자료 목록:
=-=-=-=-=
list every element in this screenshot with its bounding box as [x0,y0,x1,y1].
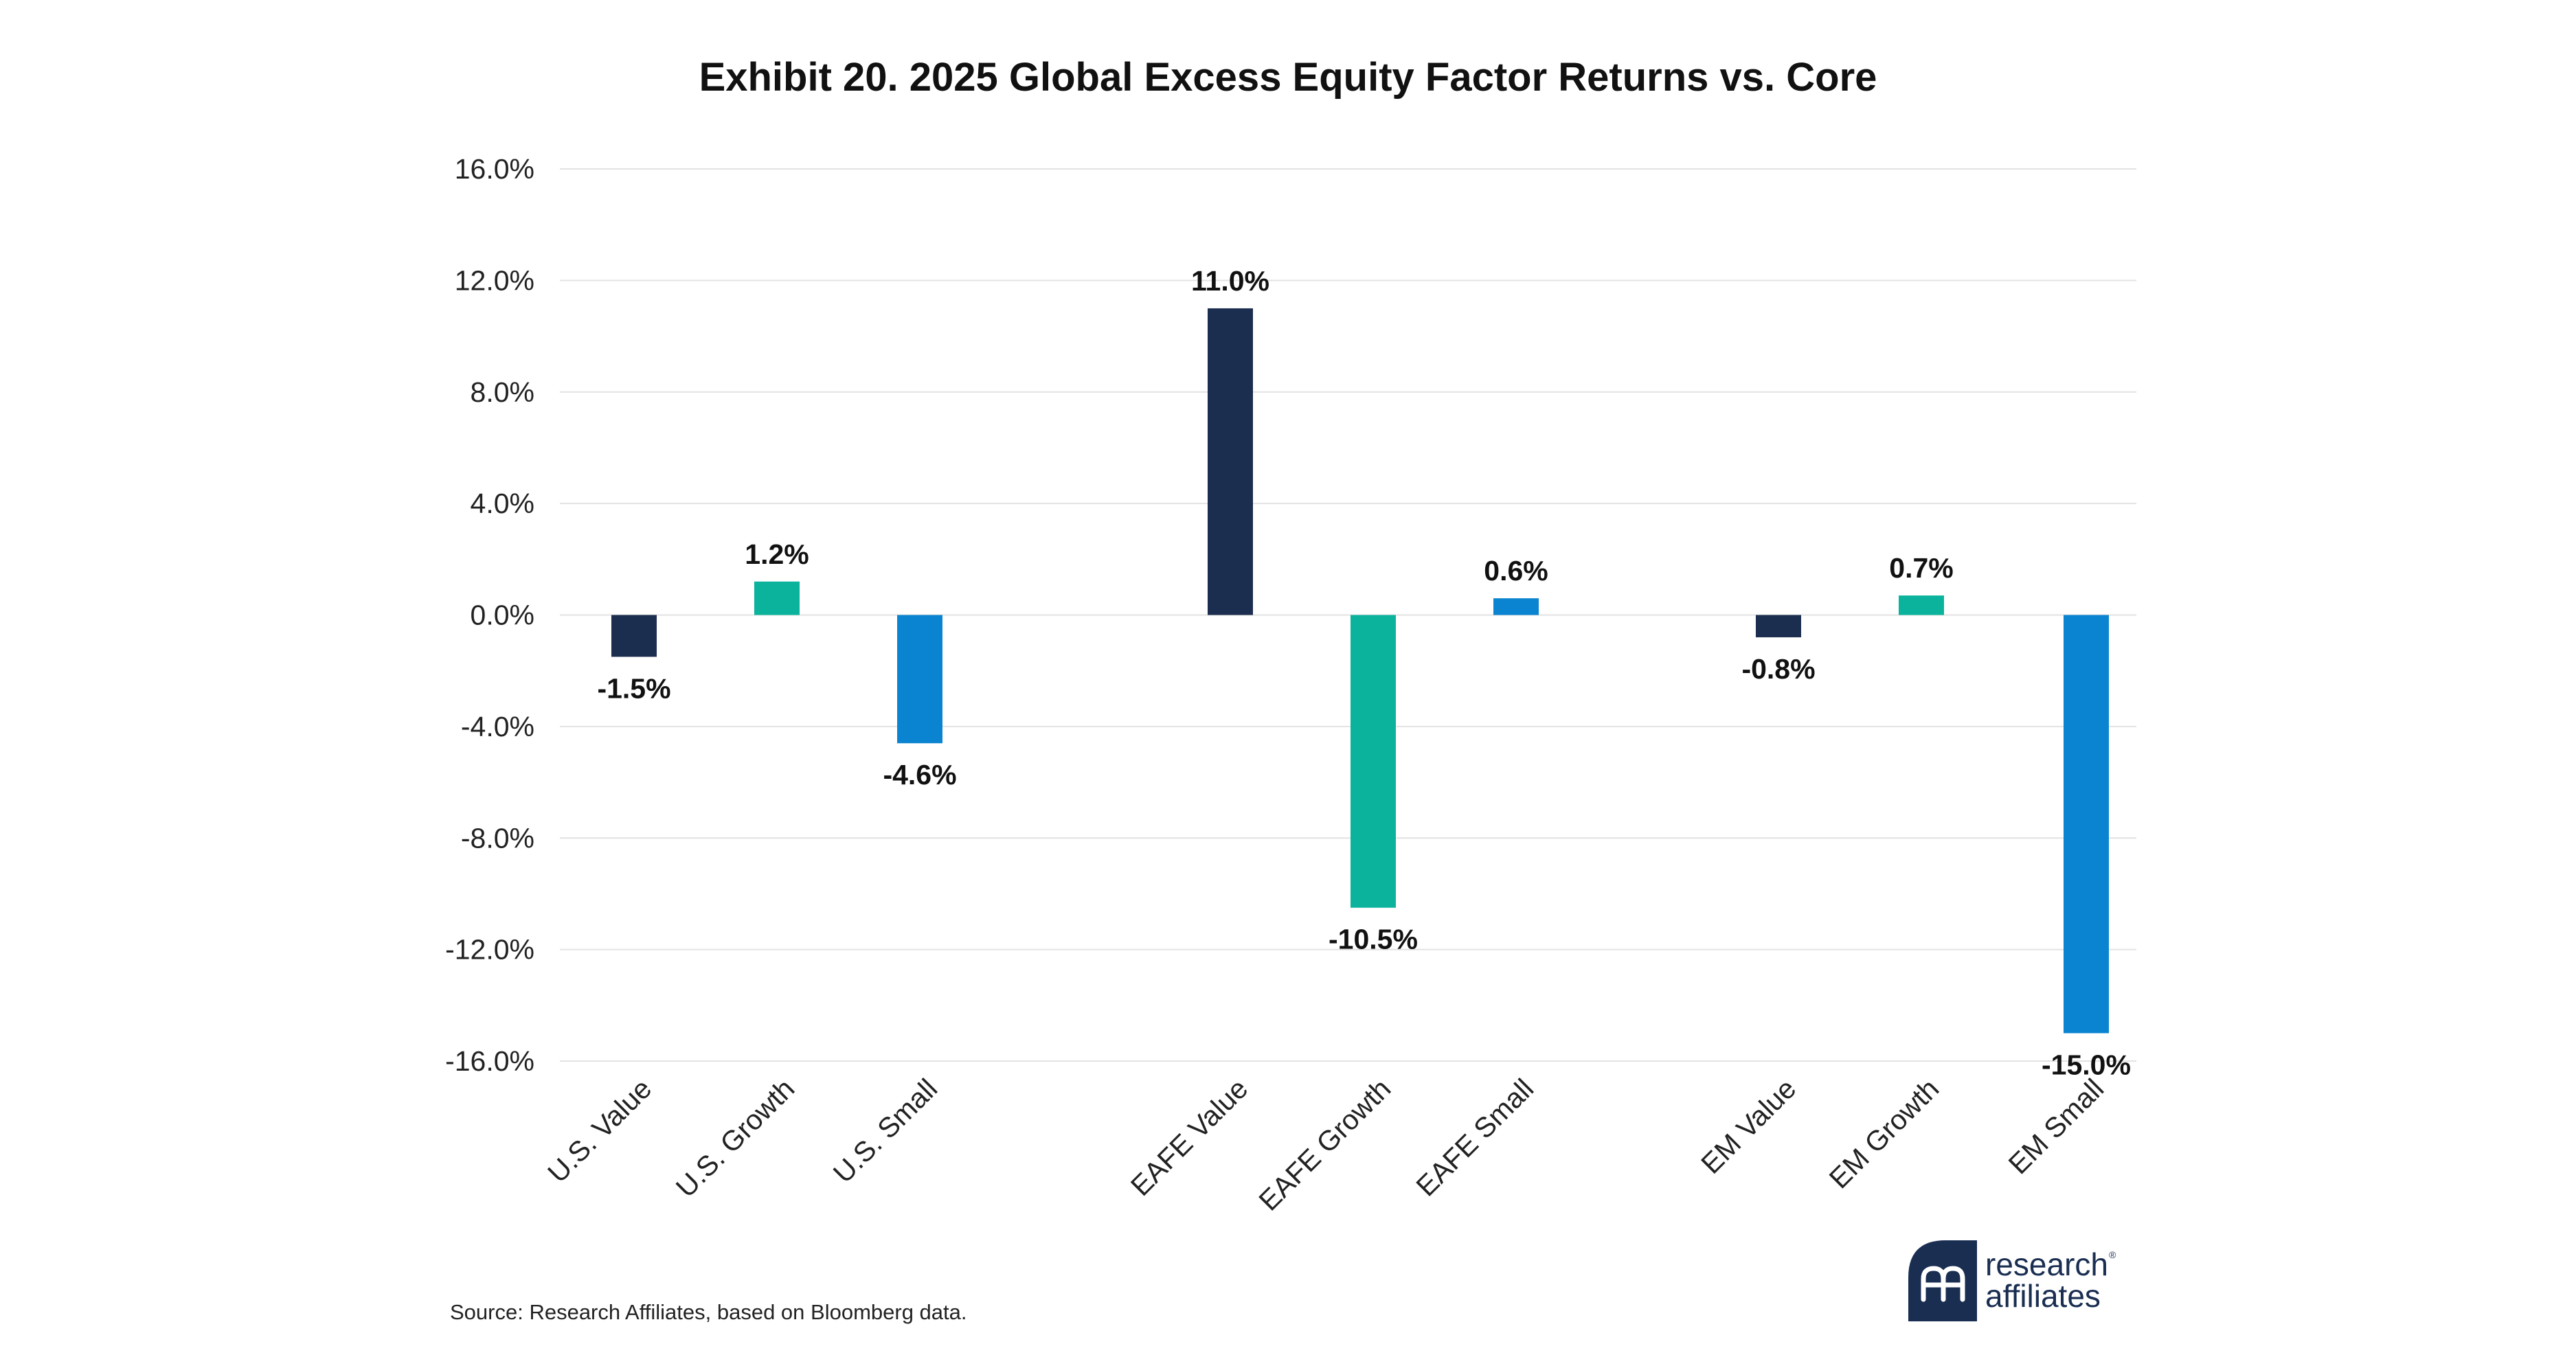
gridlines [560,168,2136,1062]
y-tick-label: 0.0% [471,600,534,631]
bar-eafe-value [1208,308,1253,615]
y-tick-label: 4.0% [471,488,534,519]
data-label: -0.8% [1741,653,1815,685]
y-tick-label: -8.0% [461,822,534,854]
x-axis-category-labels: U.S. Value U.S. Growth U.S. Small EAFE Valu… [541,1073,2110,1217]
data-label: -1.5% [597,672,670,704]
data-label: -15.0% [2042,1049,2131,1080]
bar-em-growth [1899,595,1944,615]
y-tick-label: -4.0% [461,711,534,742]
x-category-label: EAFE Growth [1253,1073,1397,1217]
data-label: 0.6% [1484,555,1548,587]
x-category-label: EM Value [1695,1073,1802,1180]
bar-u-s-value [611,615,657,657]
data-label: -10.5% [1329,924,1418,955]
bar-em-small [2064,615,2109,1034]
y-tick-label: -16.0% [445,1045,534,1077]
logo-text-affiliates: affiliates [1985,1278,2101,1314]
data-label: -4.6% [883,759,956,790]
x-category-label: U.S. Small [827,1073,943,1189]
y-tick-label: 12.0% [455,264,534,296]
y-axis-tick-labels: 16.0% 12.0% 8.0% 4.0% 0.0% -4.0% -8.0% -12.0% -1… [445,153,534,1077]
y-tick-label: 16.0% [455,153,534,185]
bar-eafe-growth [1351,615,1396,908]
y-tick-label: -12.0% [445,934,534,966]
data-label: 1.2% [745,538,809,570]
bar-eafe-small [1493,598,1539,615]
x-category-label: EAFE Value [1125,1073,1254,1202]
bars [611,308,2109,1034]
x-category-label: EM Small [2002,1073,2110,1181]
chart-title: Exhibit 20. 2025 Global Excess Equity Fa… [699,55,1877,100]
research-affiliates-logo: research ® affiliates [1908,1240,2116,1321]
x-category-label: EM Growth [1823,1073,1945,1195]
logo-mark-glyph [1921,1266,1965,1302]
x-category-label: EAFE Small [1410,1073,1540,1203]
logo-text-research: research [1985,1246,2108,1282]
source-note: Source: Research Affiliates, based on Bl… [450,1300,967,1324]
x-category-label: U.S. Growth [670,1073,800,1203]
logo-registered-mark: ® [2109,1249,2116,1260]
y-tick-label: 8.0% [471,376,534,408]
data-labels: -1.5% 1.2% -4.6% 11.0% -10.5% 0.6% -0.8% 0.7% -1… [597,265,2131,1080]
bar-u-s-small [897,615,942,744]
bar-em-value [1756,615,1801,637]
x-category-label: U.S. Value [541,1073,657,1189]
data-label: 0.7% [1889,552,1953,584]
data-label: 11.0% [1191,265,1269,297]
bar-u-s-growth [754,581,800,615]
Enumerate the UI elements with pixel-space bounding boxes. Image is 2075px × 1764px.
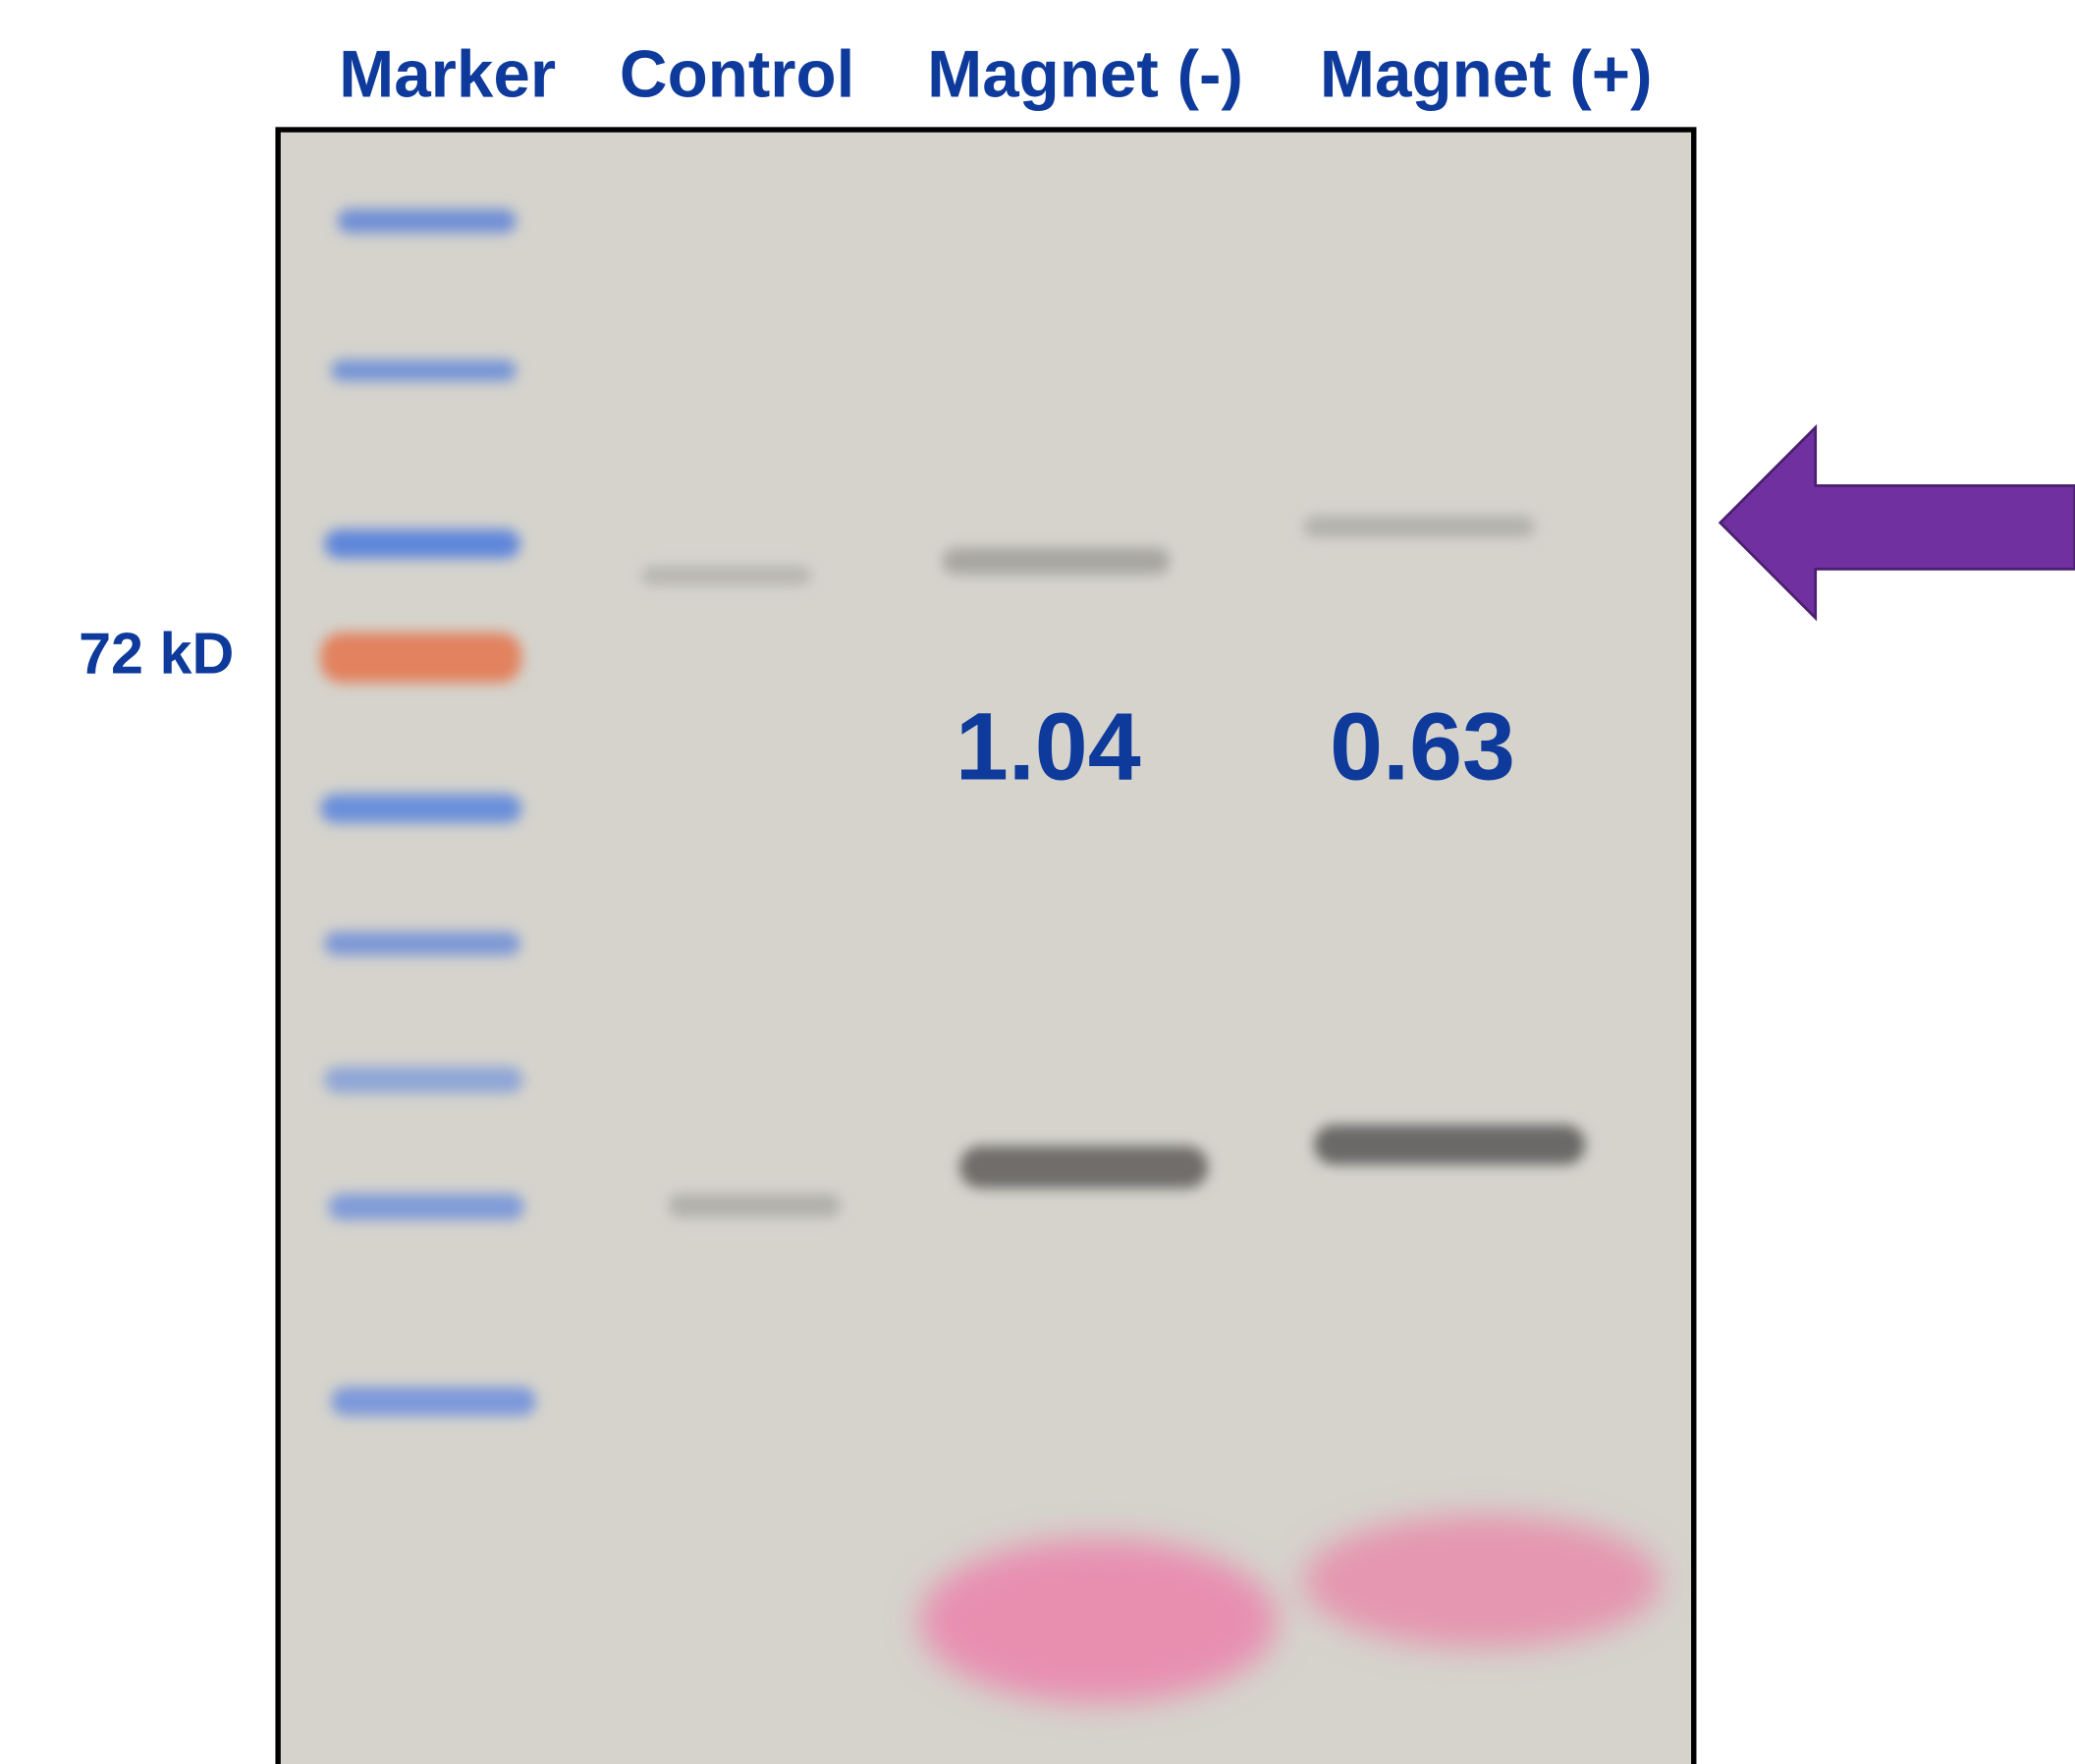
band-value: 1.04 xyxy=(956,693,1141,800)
=-=-=-=-=
위 목록에서 "gridlines [560,168,2136,1062]" 문구가 있는 줄에서 시작해 "research-affiliates-logo: research ®" 문구가 있는 줄에서 끝나는 부분을 양 끝 줄까지 포함하여 한 글자도 바꾸지 말고 그대로 다시 적으세요.

정답 풀이:
gridlines [560,168,2136,1062]
y-tick-label: 0.0% [471,600,534,631]
bar-eafe-value [1208,308,1253,615]
y-tick-label: 4.0% [471,488,534,519]
data-label: -0.8% [1741,653,1815,685]
y-tick-label: -8.0% [461,822,534,854]
x-axis-category-labels: U.S. Value U.S. Growth U.S. Small EAFE Valu… [541,1073,2110,1217]
data-label: -1.5% [597,672,670,704]
data-label: -15.0% [2042,1049,2131,1080]
bar-em-growth [1899,595,1944,615]
y-tick-label: -4.0% [461,711,534,742]
x-category-label: EAFE Growth [1253,1073,1397,1217]
data-label: 0.6% [1484,555,1548,587]
x-category-label: EM Value [1695,1073,1802,1180]
bar-u-s-value [611,615,657,657]
data-label: -10.5% [1329,924,1418,955]
bar-em-small [2064,615,2109,1034]
y-tick-label: -16.0% [445,1045,534,1077]
logo-text-affiliates: affiliates [1985,1278,2101,1314]
data-label: -4.6% [883,759,956,790]
x-category-label: U.S. Small [827,1073,943,1189]
y-tick-label: 12.0% [455,264,534,296]
y-axis-tick-labels: 16.0% 12.0% 8.0% 4.0% 0.0% -4.0% -8.0% -12.0% -1… [445,153,534,1077]
y-tick-label: 16.0% [455,153,534,185]
bar-eafe-growth [1351,615,1396,908]
y-tick-label: -12.0% [445,934,534,966]
data-label: 1.2% [745,538,809,570]
bar-eafe-small [1493,598,1539,615]
x-category-label: EAFE Value [1125,1073,1254,1202]
bars [611,308,2109,1034]
x-category-label: EM Small [2002,1073,2110,1181]
chart-title: Exhibit 20. 2025 Global Excess Equity Fa… [699,55,1877,100]
research-affiliates-logo: research ® affiliates [1908,1240,2116,1321]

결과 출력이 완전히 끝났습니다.